### WRITTEN EXERCISE
Keep the pictures out of the copy and repeat the records exactly.

>> begin

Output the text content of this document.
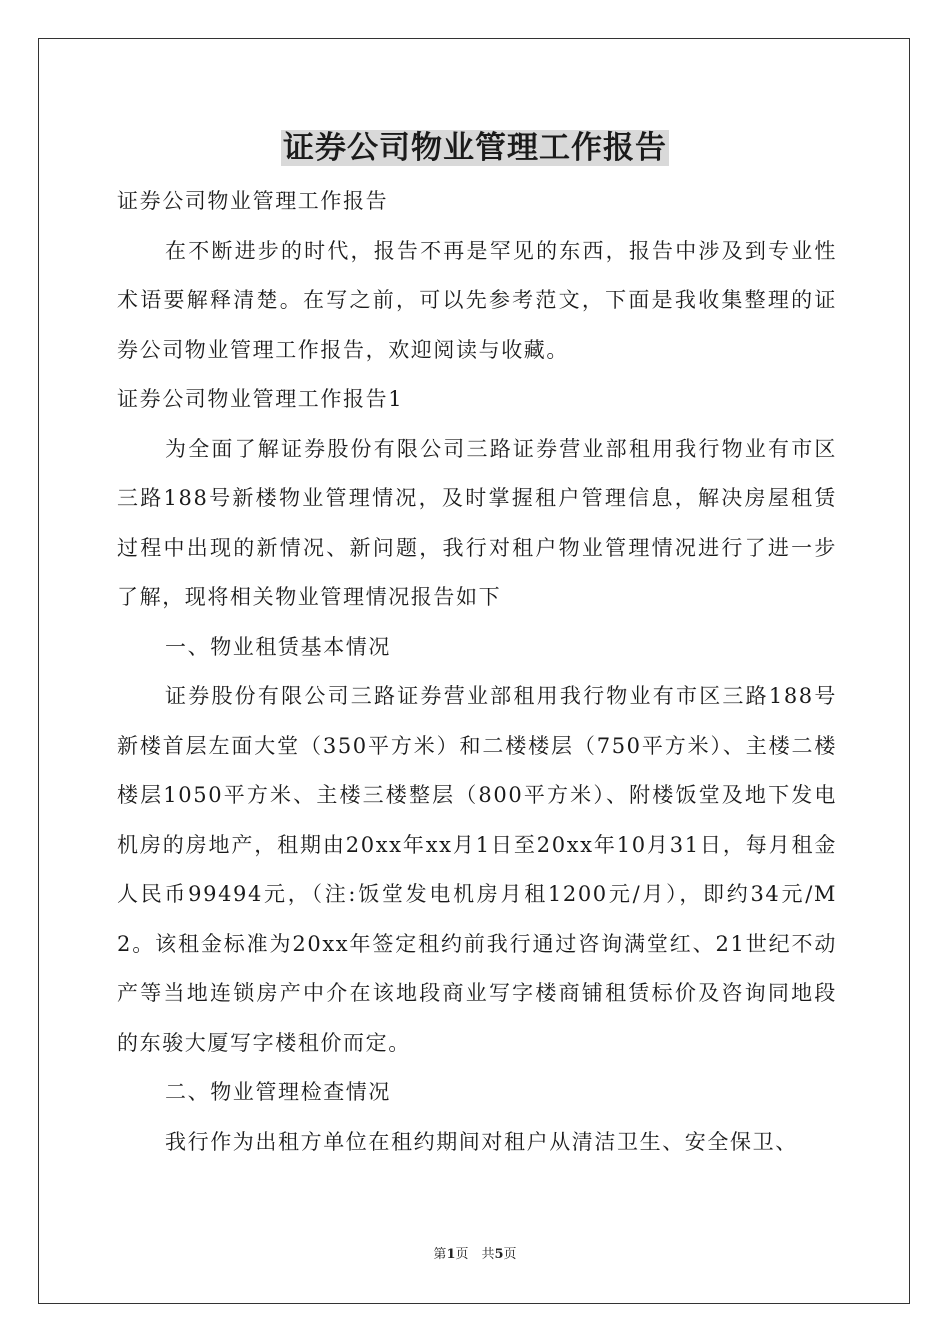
证券公司物业管理工作报告

证券公司物业管理工作报告

在不断进步的时代，报告不再是罕见的东西，报告中涉及到专业性术语要解释清楚。在写之前，可以先参考范文，下面是我收集整理的证券公司物业管理工作报告，欢迎阅读与收藏。

证券公司物业管理工作报告1

为全面了解证券股份有限公司三路证券营业部租用我行物业有市区三路188号新楼物业管理情况，及时掌握租户管理信息，解决房屋租赁过程中出现的新情况、新问题，我行对租户物业管理情况进行了进一步了解，现将相关物业管理情况报告如下

一、物业租赁基本情况

证券股份有限公司三路证券营业部租用我行物业有市区三路188号新楼首层左面大堂（350平方米）和二楼楼层（750平方米）、主楼二楼楼层1050平方米、主楼三楼整层（800平方米）、附楼饭堂及地下发电机房的房地产，租期由20xx年xx月1日至20xx年10月31日，每月租金人民币99494元，（注:饭堂发电机房月租1200元/月），即约34元/M2。该租金标准为20xx年签定租约前我行通过咨询满堂红、21世纪不动产等当地连锁房产中介在该地段商业写字楼商铺租赁标价及咨询同地段的东骏大厦写字楼租价而定。

二、物业管理检查情况

我行作为出租方单位在租约期间对租户从清洁卫生、安全保卫、

第1页　共5页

>> end

### SOLVED PROBLEM
Output the text content of this document.
证券公司物业管理工作报告

证券公司物业管理工作报告

在不断进步的时代，报告不再是罕见的东西，报告中涉及到专业性术语要解释清楚。在写之前，可以先参考范文，下面是我收集整理的证券公司物业管理工作报告，欢迎阅读与收藏。

证券公司物业管理工作报告1

为全面了解证券股份有限公司三路证券营业部租用我行物业有市区三路188号新楼物业管理情况，及时掌握租户管理信息，解决房屋租赁过程中出现的新情况、新问题，我行对租户物业管理情况进行了进一步了解，现将相关物业管理情况报告如下

一、物业租赁基本情况

证券股份有限公司三路证券营业部租用我行物业有市区三路188号新楼首层左面大堂（350平方米）和二楼楼层（750平方米）、主楼二楼楼层1050平方米、主楼三楼整层（800平方米）、附楼饭堂及地下发电机房的房地产，租期由20xx年xx月1日至20xx年10月31日，每月租金人民币99494元，（注:饭堂发电机房月租1200元/月），即约34元/M2。该租金标准为20xx年签定租约前我行通过咨询满堂红、21世纪不动产等当地连锁房产中介在该地段商业写字楼商铺租赁标价及咨询同地段的东骏大厦写字楼租价而定。

二、物业管理检查情况

我行作为出租方单位在租约期间对租户从清洁卫生、安全保卫、

第1页　共5页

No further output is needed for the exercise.